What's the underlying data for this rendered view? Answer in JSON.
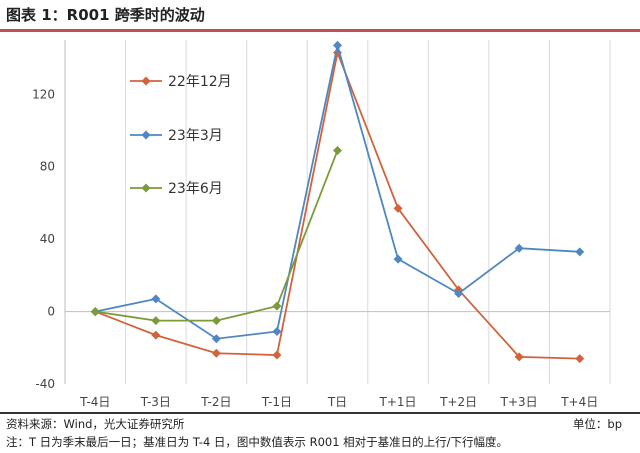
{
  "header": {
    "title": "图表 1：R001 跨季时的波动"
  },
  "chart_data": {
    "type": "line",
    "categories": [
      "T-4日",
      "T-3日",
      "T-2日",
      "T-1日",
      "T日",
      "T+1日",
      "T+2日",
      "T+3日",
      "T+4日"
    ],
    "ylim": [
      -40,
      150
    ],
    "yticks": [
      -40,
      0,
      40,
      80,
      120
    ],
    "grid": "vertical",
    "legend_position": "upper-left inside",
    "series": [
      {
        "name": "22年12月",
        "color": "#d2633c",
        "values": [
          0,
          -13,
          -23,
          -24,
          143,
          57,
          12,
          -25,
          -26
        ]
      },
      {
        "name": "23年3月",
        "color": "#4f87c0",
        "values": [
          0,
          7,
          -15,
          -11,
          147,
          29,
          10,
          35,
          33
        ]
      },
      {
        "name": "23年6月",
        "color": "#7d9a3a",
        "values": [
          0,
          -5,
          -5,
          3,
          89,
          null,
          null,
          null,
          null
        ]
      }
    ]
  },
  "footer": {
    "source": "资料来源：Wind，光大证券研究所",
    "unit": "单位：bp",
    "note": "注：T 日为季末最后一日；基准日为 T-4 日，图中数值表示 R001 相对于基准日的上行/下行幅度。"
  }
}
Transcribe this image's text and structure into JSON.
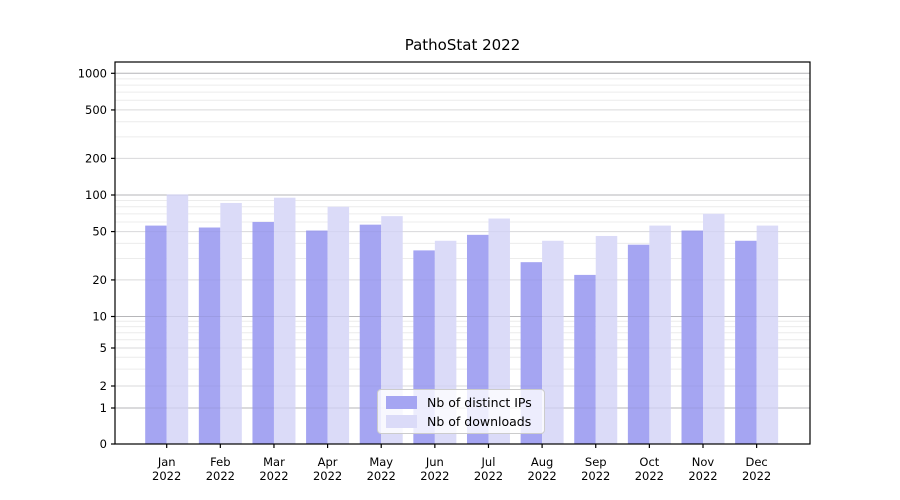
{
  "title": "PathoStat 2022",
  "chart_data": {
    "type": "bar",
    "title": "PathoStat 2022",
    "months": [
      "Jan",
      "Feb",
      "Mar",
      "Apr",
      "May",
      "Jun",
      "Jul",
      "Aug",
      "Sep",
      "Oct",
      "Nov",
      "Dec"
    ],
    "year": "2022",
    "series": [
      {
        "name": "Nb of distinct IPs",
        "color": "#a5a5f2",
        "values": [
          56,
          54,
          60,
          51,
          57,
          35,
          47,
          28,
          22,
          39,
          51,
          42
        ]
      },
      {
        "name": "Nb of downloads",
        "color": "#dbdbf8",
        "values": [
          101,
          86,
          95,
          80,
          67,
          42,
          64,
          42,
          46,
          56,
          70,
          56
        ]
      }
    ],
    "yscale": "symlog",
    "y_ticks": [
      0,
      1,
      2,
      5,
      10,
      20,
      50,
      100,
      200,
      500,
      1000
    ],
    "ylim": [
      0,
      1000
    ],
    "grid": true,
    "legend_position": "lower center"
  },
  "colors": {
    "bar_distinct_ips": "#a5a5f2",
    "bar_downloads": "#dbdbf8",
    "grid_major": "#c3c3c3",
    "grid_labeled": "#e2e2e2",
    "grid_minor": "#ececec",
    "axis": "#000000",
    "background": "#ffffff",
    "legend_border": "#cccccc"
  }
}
····················
(Instructions to follow)
Return each line from the material above exactly, but not the pictures.

(Complete answer)
What's the underlying data for this rendered view? Answer in JSON.
{
  "header": {
    "title": "图表 1：R001 跨季时的波动"
  },
  "chart_data": {
    "type": "line",
    "categories": [
      "T-4日",
      "T-3日",
      "T-2日",
      "T-1日",
      "T日",
      "T+1日",
      "T+2日",
      "T+3日",
      "T+4日"
    ],
    "ylim": [
      -40,
      150
    ],
    "yticks": [
      -40,
      0,
      40,
      80,
      120
    ],
    "grid": "vertical",
    "legend_position": "upper-left inside",
    "series": [
      {
        "name": "22年12月",
        "color": "#d2633c",
        "values": [
          0,
          -13,
          -23,
          -24,
          143,
          57,
          12,
          -25,
          -26
        ]
      },
      {
        "name": "23年3月",
        "color": "#4f87c0",
        "values": [
          0,
          7,
          -15,
          -11,
          147,
          29,
          10,
          35,
          33
        ]
      },
      {
        "name": "23年6月",
        "color": "#7d9a3a",
        "values": [
          0,
          -5,
          -5,
          3,
          89,
          null,
          null,
          null,
          null
        ]
      }
    ]
  },
  "footer": {
    "source": "资料来源：Wind，光大证券研究所",
    "unit": "单位：bp",
    "note": "注：T 日为季末最后一日；基准日为 T-4 日，图中数值表示 R001 相对于基准日的上行/下行幅度。"
  }
}
Transcribe this image's text and structure into JSON.
{
  "title": "PathoStat 2022",
  "chart_data": {
    "type": "bar",
    "title": "PathoStat 2022",
    "months": [
      "Jan",
      "Feb",
      "Mar",
      "Apr",
      "May",
      "Jun",
      "Jul",
      "Aug",
      "Sep",
      "Oct",
      "Nov",
      "Dec"
    ],
    "year": "2022",
    "series": [
      {
        "name": "Nb of distinct IPs",
        "color": "#a5a5f2",
        "values": [
          56,
          54,
          60,
          51,
          57,
          35,
          47,
          28,
          22,
          39,
          51,
          42
        ]
      },
      {
        "name": "Nb of downloads",
        "color": "#dbdbf8",
        "values": [
          101,
          86,
          95,
          80,
          67,
          42,
          64,
          42,
          46,
          56,
          70,
          56
        ]
      }
    ],
    "yscale": "symlog",
    "y_ticks": [
      0,
      1,
      2,
      5,
      10,
      20,
      50,
      100,
      200,
      500,
      1000
    ],
    "ylim": [
      0,
      1000
    ],
    "grid": true,
    "legend_position": "lower center"
  },
  "colors": {
    "bar_distinct_ips": "#a5a5f2",
    "bar_downloads": "#dbdbf8",
    "grid_major": "#c3c3c3",
    "grid_labeled": "#e2e2e2",
    "grid_minor": "#ececec",
    "axis": "#000000",
    "background": "#ffffff",
    "legend_border": "#cccccc"
  }
}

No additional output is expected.